[Exercise goal]
Copy out each line in the material below that has the word "opérations".

=== Items ===

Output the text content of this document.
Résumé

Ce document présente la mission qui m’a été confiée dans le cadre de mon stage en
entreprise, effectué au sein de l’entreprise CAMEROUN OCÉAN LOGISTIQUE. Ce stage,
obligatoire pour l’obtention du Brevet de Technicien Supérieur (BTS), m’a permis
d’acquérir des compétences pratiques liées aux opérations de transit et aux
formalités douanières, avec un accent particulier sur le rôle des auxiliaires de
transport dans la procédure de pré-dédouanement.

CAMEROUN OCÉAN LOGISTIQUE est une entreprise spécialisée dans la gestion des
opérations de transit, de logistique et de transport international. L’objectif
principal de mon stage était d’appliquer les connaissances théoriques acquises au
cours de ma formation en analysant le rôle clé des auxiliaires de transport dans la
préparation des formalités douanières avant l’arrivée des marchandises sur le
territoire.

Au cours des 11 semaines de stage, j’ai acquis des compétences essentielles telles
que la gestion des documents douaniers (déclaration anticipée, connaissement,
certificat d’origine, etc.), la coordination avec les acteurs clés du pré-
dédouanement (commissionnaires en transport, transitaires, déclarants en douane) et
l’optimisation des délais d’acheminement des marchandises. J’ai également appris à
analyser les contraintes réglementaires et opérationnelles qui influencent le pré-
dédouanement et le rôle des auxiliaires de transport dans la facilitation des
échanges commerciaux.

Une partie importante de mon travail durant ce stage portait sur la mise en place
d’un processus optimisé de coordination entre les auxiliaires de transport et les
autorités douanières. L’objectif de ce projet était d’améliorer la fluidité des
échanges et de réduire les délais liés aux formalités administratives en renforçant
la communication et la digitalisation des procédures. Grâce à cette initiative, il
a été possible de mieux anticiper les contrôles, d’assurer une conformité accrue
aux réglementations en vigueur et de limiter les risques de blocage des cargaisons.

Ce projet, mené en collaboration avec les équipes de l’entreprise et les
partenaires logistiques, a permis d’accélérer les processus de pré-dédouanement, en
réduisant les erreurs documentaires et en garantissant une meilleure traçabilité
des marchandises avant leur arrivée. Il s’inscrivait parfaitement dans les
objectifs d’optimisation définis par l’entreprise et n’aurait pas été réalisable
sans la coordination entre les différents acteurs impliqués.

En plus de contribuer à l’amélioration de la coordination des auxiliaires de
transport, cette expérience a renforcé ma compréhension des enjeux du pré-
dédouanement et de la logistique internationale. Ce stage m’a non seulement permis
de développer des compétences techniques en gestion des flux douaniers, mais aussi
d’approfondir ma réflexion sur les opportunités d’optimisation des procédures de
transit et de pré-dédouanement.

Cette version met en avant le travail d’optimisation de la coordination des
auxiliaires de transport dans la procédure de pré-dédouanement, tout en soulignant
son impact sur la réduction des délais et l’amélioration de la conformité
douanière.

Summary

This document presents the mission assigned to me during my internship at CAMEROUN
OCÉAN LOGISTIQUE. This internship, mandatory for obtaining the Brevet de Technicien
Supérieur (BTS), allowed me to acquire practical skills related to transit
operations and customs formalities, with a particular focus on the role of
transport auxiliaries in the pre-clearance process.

===

[Task output]
d’acquérir des compétences pratiques liées aux opérations de transit et aux
opérations de transit, de logistique et de transport international. L’objectif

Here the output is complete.